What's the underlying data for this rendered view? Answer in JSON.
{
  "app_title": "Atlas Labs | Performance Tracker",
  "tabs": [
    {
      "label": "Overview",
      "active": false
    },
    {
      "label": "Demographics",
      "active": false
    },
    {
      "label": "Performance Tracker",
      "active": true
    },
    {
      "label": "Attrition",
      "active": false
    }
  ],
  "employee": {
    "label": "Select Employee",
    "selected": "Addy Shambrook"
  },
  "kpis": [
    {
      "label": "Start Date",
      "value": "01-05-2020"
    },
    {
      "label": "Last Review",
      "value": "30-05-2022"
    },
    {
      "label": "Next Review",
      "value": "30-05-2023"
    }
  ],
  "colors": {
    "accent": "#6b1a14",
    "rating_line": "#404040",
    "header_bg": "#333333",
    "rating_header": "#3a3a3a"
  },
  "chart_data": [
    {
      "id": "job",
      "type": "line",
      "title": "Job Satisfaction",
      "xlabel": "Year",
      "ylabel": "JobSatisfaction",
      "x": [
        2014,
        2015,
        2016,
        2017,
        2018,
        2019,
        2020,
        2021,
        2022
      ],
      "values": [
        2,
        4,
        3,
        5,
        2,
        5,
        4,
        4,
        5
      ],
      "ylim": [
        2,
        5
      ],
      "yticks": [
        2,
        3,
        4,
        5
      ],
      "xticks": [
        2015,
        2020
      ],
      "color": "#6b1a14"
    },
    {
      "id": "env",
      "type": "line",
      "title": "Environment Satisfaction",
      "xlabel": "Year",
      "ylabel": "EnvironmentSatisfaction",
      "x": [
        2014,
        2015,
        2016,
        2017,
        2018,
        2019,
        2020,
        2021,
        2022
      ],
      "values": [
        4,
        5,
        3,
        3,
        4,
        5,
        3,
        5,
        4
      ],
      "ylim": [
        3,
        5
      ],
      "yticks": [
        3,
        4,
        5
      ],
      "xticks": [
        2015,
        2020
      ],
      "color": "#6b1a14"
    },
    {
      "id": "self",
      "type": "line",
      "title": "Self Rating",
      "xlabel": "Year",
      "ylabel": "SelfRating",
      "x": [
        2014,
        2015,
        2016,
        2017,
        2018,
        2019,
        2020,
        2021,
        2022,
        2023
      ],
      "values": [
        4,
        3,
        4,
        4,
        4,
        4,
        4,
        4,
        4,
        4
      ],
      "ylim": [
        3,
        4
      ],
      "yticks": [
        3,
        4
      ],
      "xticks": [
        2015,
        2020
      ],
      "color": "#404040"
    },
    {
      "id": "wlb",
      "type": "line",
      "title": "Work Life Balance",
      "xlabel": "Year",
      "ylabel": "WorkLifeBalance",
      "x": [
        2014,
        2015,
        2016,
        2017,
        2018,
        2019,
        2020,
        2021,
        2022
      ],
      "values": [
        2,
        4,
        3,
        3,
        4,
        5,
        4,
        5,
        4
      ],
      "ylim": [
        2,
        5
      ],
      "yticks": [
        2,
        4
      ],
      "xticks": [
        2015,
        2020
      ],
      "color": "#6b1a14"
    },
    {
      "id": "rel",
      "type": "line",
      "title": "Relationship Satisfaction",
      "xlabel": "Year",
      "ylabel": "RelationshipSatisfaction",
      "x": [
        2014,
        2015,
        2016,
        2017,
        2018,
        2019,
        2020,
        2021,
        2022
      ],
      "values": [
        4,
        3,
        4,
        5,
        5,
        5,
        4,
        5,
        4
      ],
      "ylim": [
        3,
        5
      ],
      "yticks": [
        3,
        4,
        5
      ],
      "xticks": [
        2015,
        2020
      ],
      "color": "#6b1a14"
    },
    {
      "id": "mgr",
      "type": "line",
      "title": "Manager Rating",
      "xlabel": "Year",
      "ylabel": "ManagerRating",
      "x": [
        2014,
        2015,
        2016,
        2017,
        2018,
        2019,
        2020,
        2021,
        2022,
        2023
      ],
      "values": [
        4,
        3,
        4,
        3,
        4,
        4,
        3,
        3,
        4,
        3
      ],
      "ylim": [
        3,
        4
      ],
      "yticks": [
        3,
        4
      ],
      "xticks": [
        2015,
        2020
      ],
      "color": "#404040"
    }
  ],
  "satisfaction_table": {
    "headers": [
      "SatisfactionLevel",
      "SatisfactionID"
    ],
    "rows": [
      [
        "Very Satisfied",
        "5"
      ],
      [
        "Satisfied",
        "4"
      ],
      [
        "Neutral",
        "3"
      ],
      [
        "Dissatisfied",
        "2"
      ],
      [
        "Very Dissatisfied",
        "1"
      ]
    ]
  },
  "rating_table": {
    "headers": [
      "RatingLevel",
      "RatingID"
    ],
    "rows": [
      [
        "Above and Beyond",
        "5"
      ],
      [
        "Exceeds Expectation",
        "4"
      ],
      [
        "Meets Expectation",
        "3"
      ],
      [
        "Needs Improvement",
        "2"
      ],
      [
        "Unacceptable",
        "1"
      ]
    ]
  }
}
--
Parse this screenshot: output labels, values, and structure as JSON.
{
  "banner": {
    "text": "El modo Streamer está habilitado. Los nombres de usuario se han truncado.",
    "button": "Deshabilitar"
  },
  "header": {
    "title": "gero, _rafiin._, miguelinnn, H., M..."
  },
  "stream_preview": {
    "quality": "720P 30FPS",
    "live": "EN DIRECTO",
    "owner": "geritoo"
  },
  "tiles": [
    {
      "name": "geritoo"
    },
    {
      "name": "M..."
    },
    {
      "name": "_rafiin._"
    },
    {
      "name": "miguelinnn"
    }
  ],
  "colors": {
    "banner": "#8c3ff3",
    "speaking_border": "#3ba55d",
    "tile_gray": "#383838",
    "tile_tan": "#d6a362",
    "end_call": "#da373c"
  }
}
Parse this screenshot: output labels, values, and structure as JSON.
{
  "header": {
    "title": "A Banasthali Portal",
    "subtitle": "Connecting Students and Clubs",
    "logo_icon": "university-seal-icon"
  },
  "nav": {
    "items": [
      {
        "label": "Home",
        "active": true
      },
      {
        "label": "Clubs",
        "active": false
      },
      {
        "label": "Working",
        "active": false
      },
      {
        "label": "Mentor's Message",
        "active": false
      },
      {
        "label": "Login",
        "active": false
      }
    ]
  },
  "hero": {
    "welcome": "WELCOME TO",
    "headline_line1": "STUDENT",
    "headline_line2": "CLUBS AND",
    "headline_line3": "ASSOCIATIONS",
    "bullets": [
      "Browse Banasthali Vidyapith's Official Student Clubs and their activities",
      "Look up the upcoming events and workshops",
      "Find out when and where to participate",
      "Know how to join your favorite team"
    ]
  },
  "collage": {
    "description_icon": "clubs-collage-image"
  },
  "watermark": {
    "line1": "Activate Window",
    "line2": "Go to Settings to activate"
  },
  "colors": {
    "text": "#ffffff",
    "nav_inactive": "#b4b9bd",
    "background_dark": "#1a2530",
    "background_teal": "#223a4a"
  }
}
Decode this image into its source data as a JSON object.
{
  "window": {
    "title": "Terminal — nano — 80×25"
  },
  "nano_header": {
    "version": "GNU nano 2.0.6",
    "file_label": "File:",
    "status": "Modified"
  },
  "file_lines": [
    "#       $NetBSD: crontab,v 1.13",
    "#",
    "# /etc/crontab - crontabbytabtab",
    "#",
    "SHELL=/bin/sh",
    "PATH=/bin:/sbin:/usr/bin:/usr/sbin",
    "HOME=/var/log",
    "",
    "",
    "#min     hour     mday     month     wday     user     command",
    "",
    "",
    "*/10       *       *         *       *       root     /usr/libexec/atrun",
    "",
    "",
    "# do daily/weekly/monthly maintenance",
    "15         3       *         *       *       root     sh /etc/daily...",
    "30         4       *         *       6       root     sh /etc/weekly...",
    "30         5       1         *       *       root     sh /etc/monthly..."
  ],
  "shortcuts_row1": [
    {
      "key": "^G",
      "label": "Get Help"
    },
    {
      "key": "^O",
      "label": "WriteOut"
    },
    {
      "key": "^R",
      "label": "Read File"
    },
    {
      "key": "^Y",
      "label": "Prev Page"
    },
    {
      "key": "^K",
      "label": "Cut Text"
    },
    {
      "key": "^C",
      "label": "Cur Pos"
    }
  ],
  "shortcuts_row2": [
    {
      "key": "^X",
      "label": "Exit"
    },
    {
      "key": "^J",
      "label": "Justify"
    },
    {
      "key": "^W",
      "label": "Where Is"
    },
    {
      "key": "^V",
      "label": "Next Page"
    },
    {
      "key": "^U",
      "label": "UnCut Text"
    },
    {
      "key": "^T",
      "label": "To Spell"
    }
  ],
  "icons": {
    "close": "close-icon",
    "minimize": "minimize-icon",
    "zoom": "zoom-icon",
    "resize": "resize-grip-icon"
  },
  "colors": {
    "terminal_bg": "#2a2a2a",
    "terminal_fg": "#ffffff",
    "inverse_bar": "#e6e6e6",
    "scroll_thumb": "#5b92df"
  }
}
---
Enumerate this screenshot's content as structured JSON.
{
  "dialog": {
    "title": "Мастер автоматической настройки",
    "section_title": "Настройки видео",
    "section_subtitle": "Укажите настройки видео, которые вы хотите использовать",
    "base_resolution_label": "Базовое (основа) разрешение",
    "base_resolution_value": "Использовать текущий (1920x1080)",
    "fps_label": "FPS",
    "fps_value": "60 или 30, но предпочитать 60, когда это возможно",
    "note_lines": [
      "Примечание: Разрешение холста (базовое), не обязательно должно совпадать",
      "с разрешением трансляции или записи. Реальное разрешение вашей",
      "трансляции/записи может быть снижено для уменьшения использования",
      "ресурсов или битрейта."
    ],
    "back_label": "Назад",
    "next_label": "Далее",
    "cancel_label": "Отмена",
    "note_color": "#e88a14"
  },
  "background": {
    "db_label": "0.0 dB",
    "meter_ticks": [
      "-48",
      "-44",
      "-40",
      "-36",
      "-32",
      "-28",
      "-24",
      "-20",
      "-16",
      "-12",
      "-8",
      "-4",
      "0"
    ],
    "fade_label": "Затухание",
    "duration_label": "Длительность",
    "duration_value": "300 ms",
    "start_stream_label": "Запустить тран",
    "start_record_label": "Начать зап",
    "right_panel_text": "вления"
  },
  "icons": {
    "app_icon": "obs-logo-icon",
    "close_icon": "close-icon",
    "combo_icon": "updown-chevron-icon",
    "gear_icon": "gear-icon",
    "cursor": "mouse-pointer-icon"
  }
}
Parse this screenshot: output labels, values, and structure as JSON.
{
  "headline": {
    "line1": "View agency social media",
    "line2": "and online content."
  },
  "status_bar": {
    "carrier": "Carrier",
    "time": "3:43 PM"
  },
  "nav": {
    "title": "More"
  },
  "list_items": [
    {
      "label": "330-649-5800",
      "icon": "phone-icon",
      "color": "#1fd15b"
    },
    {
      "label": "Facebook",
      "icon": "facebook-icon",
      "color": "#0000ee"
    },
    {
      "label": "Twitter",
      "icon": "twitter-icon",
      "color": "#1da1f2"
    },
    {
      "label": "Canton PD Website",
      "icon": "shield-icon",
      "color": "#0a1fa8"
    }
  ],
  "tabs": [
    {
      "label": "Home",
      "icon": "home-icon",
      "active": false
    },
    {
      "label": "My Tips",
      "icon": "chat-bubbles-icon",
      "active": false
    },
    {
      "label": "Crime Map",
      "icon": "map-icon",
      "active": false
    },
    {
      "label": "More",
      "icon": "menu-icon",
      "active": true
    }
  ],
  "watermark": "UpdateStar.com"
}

DIRECTIONS.
Look above for every line with the word "content" and copy it.

PROBLEM SOLUTION.
Enumerate this screenshot's content as structured JSON.
    "line2": "and online content."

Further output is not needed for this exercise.